• [What to produce] For each entry below, output it exactly as it stands.

• [Given data]
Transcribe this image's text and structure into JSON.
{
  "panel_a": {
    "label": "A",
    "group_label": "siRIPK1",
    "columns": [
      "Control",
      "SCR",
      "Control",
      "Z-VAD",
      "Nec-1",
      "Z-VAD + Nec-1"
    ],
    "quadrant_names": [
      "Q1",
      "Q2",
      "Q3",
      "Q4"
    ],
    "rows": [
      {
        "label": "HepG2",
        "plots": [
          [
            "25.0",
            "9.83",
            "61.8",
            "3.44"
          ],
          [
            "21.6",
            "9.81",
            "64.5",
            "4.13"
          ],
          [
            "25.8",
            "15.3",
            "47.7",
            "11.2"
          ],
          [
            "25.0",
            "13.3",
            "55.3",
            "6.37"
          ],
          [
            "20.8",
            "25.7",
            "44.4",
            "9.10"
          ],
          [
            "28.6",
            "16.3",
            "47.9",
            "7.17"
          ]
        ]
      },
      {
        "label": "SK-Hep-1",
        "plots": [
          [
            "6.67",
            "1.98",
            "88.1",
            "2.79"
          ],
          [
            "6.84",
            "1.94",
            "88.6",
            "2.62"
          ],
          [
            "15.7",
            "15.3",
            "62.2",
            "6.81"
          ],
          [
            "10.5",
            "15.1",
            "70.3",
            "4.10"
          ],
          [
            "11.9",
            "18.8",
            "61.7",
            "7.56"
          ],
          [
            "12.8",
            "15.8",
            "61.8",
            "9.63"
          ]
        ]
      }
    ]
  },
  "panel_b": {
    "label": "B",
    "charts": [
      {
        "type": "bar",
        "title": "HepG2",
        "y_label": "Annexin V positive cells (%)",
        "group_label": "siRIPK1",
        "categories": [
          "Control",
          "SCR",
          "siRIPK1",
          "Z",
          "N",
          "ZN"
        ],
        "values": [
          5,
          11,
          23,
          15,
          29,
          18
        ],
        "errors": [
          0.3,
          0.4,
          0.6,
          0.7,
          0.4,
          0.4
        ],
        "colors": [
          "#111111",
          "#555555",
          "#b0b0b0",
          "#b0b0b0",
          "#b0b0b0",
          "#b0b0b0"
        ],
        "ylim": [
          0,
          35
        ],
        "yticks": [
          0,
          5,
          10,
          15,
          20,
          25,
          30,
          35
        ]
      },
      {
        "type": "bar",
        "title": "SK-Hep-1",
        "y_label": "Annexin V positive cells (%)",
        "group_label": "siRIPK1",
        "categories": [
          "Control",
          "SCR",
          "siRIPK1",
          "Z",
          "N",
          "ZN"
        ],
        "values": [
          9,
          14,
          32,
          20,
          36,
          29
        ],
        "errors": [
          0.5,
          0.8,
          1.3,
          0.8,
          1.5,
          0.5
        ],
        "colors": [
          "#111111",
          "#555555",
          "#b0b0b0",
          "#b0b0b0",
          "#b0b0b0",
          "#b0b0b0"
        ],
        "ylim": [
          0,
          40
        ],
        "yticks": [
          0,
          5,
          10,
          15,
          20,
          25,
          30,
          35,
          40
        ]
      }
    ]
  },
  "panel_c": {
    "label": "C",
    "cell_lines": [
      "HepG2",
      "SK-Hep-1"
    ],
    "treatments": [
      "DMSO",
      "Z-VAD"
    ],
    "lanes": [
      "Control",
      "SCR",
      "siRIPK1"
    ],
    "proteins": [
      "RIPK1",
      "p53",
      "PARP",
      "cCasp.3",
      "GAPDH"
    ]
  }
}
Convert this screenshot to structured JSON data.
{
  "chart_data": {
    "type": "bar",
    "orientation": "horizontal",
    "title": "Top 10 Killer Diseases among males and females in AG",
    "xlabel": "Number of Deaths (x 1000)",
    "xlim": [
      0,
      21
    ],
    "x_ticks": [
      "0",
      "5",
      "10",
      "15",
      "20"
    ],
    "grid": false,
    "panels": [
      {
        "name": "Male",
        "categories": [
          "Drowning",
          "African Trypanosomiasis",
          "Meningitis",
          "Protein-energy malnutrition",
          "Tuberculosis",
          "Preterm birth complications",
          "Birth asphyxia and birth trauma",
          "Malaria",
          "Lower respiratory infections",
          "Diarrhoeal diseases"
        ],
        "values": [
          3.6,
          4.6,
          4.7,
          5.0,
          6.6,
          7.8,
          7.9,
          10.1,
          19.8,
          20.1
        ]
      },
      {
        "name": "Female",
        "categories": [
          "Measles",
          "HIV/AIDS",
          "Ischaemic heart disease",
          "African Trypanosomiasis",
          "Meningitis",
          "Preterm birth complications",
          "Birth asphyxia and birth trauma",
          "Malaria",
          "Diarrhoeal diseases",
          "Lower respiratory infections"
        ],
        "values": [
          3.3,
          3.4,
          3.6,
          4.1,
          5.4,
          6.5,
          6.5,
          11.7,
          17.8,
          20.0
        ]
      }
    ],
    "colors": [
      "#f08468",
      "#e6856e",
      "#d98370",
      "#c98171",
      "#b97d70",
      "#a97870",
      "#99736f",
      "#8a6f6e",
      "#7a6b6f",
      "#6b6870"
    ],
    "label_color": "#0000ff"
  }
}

• [Output for this exercise]
Transcribe this image's text and structure into JSON.
{
  "panel_a": {
    "label": "A",
    "group_label": "siRIPK1",
    "columns": [
      "Control",
      "SCR",
      "Control",
      "Z-VAD",
      "Nec-1",
      "Z-VAD + Nec-1"
    ],
    "quadrant_names": [
      "Q1",
      "Q2",
      "Q3",
      "Q4"
    ],
    "rows": [
      {
        "label": "HepG2",
        "plots": [
          [
            "25.0",
            "9.83",
            "61.8",
            "3.44"
          ],
          [
            "21.6",
            "9.81",
            "64.5",
            "4.13"
          ],
          [
            "25.8",
            "15.3",
            "47.7",
            "11.2"
          ],
          [
            "25.0",
            "13.3",
            "55.3",
            "6.37"
          ],
          [
            "20.8",
            "25.7",
            "44.4",
            "9.10"
          ],
          [
            "28.6",
            "16.3",
            "47.9",
            "7.17"
          ]
        ]
      },
      {
        "label": "SK-Hep-1",
        "plots": [
          [
            "6.67",
            "1.98",
            "88.1",
            "2.79"
          ],
          [
            "6.84",
            "1.94",
            "88.6",
            "2.62"
          ],
          [
            "15.7",
            "15.3",
            "62.2",
            "6.81"
          ],
          [
            "10.5",
            "15.1",
            "70.3",
            "4.10"
          ],
          [
            "11.9",
            "18.8",
            "61.7",
            "7.56"
          ],
          [
            "12.8",
            "15.8",
            "61.8",
            "9.63"
          ]
        ]
      }
    ]
  },
  "panel_b": {
    "label": "B",
    "charts": [
      {
        "type": "bar",
        "title": "HepG2",
        "y_label": "Annexin V positive cells (%)",
        "group_label": "siRIPK1",
        "categories": [
          "Control",
          "SCR",
          "siRIPK1",
          "Z",
          "N",
          "ZN"
        ],
        "values": [
          5,
          11,
          23,
          15,
          29,
          18
        ],
        "errors": [
          0.3,
          0.4,
          0.6,
          0.7,
          0.4,
          0.4
        ],
        "colors": [
          "#111111",
          "#555555",
          "#b0b0b0",
          "#b0b0b0",
          "#b0b0b0",
          "#b0b0b0"
        ],
        "ylim": [
          0,
          35
        ],
        "yticks": [
          0,
          5,
          10,
          15,
          20,
          25,
          30,
          35
        ]
      },
      {
        "type": "bar",
        "title": "SK-Hep-1",
        "y_label": "Annexin V positive cells (%)",
        "group_label": "siRIPK1",
        "categories": [
          "Control",
          "SCR",
          "siRIPK1",
          "Z",
          "N",
          "ZN"
        ],
        "values": [
          9,
          14,
          32,
          20,
          36,
          29
        ],
        "errors": [
          0.5,
          0.8,
          1.3,
          0.8,
          1.5,
          0.5
        ],
        "colors": [
          "#111111",
          "#555555",
          "#b0b0b0",
          "#b0b0b0",
          "#b0b0b0",
          "#b0b0b0"
        ],
        "ylim": [
          0,
          40
        ],
        "yticks": [
          0,
          5,
          10,
          15,
          20,
          25,
          30,
          35,
          40
        ]
      }
    ]
  },
  "panel_c": {
    "label": "C",
    "cell_lines": [
      "HepG2",
      "SK-Hep-1"
    ],
    "treatments": [
      "DMSO",
      "Z-VAD"
    ],
    "lanes": [
      "Control",
      "SCR",
      "siRIPK1"
    ],
    "proteins": [
      "RIPK1",
      "p53",
      "PARP",
      "cCasp.3",
      "GAPDH"
    ]
  }
}
Convert this screenshot to structured JSON data.
{
  "chart_data": {
    "type": "bar",
    "orientation": "horizontal",
    "title": "Top 10 Killer Diseases among males and females in AG",
    "xlabel": "Number of Deaths (x 1000)",
    "xlim": [
      0,
      21
    ],
    "x_ticks": [
      "0",
      "5",
      "10",
      "15",
      "20"
    ],
    "grid": false,
    "panels": [
      {
        "name": "Male",
        "categories": [
          "Drowning",
          "African Trypanosomiasis",
          "Meningitis",
          "Protein-energy malnutrition",
          "Tuberculosis",
          "Preterm birth complications",
          "Birth asphyxia and birth trauma",
          "Malaria",
          "Lower respiratory infections",
          "Diarrhoeal diseases"
        ],
        "values": [
          3.6,
          4.6,
          4.7,
          5.0,
          6.6,
          7.8,
          7.9,
          10.1,
          19.8,
          20.1
        ]
      },
      {
        "name": "Female",
        "categories": [
          "Measles",
          "HIV/AIDS",
          "Ischaemic heart disease",
          "African Trypanosomiasis",
          "Meningitis",
          "Preterm birth complications",
          "Birth asphyxia and birth trauma",
          "Malaria",
          "Diarrhoeal diseases",
          "Lower respiratory infections"
        ],
        "values": [
          3.3,
          3.4,
          3.6,
          4.1,
          5.4,
          6.5,
          6.5,
          11.7,
          17.8,
          20.0
        ]
      }
    ],
    "colors": [
      "#f08468",
      "#e6856e",
      "#d98370",
      "#c98171",
      "#b97d70",
      "#a97870",
      "#99736f",
      "#8a6f6e",
      "#7a6b6f",
      "#6b6870"
    ],
    "label_color": "#0000ff"
  }
}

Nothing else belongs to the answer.